## Start Supplied entries
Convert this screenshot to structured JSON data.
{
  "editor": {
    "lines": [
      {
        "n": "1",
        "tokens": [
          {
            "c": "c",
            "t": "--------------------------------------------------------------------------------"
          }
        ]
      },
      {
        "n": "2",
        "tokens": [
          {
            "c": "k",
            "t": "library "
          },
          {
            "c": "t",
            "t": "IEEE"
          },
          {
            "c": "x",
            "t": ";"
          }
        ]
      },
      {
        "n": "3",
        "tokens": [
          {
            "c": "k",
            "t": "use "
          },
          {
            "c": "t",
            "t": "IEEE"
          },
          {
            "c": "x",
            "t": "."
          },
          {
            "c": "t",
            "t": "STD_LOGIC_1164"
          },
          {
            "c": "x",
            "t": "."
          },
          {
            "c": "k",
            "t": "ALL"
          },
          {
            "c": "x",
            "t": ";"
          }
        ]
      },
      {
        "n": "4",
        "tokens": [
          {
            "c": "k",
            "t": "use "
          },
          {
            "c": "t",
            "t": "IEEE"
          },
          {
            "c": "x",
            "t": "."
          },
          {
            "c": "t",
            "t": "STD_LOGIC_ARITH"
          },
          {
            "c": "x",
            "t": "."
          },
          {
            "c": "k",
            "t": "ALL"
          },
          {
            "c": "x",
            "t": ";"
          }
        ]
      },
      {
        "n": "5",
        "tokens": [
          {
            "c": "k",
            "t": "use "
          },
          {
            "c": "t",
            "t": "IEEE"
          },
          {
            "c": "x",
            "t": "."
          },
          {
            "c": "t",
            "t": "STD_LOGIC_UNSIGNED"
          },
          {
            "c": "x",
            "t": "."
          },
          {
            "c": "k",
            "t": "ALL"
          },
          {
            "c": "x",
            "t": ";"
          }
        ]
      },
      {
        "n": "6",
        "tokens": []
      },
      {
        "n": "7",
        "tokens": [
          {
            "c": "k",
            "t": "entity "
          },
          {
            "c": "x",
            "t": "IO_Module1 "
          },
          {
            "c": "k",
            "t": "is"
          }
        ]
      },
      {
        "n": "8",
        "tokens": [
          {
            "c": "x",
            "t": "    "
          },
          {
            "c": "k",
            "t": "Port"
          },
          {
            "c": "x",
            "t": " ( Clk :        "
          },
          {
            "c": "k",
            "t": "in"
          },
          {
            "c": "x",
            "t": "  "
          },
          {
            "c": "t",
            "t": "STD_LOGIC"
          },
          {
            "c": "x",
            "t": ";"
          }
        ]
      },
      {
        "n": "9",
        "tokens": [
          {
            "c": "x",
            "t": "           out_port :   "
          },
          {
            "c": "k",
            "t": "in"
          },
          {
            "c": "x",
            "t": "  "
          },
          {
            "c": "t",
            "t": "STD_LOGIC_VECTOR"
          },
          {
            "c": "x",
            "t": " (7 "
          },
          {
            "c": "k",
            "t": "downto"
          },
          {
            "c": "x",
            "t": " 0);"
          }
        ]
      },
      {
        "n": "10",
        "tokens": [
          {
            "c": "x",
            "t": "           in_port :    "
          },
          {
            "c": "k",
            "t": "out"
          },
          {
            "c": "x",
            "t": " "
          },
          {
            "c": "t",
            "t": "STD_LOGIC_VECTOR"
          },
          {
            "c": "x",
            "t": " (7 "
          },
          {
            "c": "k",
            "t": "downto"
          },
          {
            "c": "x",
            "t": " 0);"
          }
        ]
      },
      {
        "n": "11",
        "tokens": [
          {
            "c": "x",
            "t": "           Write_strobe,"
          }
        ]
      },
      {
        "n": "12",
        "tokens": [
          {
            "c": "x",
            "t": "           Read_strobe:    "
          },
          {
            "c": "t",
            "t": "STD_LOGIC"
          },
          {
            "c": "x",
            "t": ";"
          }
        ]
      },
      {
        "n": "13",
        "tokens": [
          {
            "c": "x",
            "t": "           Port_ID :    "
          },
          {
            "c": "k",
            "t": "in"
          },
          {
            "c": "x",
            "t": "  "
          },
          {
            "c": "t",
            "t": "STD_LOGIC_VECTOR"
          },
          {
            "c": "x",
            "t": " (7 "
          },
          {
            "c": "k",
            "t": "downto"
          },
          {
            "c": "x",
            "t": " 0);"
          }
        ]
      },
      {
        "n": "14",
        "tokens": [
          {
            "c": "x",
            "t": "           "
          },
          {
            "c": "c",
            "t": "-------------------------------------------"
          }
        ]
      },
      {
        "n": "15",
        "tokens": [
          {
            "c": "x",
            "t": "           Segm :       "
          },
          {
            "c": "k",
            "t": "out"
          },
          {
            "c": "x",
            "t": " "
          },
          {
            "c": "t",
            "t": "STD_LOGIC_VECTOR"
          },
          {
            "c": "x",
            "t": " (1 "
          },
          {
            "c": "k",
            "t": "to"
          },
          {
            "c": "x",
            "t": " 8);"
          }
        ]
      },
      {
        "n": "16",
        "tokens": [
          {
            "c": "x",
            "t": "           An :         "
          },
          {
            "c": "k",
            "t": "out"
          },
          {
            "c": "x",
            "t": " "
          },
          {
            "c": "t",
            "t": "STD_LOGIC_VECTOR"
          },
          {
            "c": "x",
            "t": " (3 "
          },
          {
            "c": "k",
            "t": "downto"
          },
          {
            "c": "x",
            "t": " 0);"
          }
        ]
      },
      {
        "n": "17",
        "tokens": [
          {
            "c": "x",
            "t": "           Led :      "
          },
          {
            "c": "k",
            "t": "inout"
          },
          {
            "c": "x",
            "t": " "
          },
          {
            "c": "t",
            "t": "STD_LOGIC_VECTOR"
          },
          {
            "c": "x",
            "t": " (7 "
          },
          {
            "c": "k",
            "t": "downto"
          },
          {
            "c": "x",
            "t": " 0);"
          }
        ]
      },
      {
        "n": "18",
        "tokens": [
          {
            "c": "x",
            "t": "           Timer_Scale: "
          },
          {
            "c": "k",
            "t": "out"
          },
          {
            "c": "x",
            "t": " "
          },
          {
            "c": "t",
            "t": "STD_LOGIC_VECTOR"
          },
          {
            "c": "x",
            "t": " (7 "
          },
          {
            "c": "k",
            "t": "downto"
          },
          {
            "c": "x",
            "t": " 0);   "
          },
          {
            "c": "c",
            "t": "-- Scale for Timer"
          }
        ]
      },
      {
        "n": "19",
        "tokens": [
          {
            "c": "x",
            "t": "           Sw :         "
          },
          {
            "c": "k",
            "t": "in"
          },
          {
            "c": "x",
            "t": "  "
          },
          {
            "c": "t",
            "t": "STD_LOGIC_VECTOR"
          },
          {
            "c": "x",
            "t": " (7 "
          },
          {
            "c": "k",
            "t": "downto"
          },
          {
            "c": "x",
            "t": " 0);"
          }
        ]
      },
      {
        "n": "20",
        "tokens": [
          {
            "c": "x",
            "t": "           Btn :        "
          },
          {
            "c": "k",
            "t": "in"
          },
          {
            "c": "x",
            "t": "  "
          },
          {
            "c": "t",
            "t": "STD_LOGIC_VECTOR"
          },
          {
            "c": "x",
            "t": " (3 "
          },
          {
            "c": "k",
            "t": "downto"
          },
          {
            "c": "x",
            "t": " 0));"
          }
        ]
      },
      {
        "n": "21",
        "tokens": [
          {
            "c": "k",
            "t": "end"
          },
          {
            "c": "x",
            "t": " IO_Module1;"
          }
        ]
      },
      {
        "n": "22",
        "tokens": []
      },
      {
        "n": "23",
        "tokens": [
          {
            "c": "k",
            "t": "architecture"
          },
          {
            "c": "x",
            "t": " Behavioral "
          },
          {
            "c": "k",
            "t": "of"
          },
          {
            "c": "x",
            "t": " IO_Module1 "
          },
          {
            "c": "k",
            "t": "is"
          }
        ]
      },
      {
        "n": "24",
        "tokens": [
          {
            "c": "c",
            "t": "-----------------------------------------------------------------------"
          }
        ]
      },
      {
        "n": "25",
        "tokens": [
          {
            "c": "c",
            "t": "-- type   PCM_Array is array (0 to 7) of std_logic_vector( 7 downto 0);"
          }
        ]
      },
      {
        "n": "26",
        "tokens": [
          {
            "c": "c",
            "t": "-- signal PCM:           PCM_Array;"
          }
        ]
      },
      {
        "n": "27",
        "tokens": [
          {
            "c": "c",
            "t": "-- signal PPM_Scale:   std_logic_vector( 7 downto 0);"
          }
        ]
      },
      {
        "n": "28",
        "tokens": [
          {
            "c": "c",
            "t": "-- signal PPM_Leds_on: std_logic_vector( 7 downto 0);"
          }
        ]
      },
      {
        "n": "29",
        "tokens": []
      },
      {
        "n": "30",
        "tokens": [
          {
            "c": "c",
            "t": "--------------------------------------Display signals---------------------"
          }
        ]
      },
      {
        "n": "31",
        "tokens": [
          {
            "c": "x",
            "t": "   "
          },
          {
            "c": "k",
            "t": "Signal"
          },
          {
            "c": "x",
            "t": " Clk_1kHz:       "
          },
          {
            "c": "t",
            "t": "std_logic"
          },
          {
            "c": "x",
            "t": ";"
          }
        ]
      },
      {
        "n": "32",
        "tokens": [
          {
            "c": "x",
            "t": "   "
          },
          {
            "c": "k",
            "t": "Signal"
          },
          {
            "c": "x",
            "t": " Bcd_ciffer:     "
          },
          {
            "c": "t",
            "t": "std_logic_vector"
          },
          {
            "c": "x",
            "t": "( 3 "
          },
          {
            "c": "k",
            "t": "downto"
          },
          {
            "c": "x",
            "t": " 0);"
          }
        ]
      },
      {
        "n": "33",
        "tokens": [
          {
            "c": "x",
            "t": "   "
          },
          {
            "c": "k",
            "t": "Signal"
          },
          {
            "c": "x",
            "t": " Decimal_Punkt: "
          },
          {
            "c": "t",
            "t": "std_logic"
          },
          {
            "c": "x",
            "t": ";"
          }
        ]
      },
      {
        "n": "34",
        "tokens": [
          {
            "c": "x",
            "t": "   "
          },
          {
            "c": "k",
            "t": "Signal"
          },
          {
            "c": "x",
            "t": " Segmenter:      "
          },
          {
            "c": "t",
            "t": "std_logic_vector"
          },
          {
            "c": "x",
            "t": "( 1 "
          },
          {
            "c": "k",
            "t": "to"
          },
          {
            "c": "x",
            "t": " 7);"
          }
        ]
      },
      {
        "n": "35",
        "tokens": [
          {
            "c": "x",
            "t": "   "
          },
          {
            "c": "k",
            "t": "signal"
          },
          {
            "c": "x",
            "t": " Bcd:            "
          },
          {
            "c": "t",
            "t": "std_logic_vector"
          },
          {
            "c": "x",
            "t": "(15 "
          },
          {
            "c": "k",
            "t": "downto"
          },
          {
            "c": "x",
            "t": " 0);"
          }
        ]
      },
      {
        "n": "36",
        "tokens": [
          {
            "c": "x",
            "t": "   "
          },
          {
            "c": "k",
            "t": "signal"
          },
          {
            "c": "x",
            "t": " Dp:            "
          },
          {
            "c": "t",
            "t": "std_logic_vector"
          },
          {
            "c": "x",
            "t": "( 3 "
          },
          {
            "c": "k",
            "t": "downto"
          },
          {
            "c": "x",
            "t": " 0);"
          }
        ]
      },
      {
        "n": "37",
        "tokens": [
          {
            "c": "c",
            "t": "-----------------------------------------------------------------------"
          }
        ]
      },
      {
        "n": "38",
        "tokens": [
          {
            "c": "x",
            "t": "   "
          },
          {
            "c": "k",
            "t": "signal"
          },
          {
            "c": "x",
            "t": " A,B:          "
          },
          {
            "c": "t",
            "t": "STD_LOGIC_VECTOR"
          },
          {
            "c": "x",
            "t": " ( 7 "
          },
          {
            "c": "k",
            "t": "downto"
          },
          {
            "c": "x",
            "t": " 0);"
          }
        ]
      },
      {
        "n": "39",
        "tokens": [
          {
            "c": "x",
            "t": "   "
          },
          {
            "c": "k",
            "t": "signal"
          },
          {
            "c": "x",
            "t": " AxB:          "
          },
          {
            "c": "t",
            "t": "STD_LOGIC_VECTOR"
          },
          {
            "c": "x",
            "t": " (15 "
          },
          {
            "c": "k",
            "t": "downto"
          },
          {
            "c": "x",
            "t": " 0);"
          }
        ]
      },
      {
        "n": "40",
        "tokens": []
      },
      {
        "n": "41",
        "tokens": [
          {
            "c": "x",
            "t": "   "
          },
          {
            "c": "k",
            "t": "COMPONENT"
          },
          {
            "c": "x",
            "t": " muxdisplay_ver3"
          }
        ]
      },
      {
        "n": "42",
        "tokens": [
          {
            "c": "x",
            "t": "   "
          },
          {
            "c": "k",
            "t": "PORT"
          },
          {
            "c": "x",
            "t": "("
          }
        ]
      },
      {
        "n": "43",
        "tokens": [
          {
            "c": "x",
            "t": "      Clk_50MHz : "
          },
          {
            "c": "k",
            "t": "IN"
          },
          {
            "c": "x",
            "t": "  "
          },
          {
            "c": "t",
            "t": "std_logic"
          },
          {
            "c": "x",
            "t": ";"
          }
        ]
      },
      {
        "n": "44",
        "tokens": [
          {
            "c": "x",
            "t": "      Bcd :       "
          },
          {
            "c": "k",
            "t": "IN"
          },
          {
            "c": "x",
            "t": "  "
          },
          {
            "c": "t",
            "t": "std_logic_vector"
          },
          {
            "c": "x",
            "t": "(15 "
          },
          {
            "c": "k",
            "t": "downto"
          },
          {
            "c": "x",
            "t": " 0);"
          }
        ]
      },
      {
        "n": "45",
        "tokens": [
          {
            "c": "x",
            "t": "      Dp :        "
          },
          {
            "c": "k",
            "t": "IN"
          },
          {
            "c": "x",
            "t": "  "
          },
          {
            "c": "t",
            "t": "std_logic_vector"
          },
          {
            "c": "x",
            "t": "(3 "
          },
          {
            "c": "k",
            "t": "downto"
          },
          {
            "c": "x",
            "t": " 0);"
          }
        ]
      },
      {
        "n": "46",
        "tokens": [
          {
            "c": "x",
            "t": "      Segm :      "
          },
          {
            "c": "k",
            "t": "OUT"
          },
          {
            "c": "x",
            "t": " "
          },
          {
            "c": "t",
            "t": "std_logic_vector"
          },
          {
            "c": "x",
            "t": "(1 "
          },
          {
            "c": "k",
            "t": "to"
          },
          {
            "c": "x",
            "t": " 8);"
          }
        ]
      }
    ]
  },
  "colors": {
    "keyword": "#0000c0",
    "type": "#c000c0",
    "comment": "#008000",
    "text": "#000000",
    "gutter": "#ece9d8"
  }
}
## End Supplied entries
- [Goal of the exercise] Find the lines containing "type" and pull them out.

- [Worked answer]
            "t": "-- type   PCM_Array is array (0 to 7) of std_logic_vector( 7 downto 0);"
    "type": "#c000c0",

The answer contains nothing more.